*EXERCISE BRIEF*:
Gather every line holding the string "бывшей".

Data records
═══

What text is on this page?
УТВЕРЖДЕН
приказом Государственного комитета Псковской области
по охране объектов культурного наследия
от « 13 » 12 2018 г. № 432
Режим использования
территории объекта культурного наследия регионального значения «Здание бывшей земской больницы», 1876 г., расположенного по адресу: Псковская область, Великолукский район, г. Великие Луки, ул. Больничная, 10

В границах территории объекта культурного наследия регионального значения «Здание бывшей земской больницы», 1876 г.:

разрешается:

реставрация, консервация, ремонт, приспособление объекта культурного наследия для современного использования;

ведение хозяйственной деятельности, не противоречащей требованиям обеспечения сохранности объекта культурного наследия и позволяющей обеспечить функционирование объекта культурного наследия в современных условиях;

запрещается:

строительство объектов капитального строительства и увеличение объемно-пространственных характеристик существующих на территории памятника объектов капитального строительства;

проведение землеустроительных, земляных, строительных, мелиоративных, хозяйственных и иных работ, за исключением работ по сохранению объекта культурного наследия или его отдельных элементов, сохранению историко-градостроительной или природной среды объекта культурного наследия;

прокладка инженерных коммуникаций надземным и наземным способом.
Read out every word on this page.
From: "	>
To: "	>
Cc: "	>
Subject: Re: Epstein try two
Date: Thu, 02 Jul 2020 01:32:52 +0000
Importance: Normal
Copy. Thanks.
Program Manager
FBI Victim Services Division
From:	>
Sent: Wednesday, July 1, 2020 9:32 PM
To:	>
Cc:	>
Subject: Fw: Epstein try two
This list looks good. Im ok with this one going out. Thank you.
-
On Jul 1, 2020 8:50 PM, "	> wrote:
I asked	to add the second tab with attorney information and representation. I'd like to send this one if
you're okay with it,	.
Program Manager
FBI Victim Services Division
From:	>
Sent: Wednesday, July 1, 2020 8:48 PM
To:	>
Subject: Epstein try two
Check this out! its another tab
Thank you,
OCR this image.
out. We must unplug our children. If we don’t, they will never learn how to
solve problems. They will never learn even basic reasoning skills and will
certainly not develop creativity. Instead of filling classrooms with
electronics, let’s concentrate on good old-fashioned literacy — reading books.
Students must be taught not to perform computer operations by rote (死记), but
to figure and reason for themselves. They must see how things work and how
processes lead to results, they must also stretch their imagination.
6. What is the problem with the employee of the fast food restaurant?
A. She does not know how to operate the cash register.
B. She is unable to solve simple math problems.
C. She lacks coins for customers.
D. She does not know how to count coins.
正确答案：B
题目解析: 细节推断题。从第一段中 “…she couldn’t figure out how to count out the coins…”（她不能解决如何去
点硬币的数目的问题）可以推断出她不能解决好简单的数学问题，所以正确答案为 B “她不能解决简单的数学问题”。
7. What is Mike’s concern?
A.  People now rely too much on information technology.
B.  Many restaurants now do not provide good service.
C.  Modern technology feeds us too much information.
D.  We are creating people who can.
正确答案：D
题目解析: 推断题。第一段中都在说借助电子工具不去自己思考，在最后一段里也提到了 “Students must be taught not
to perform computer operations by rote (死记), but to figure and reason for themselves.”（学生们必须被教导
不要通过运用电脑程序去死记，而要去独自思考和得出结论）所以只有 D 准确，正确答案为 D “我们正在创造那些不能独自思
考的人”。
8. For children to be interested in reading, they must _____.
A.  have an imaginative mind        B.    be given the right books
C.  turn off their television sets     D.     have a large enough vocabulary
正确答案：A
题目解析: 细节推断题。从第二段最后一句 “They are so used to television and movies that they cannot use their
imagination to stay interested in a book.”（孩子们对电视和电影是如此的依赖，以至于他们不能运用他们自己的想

═══

*RESPONSE TO THE EXERCISE*:
территории объекта культурного наследия регионального значения «Здание бывшей земской больницы», 1876 г., расположенного по адресу: Псковская область, Великолукский район, г. Великие Луки, ул. Больничная, 10
В границах территории объекта культурного наследия регионального значения «Здание бывшей земской больницы», 1876 г.:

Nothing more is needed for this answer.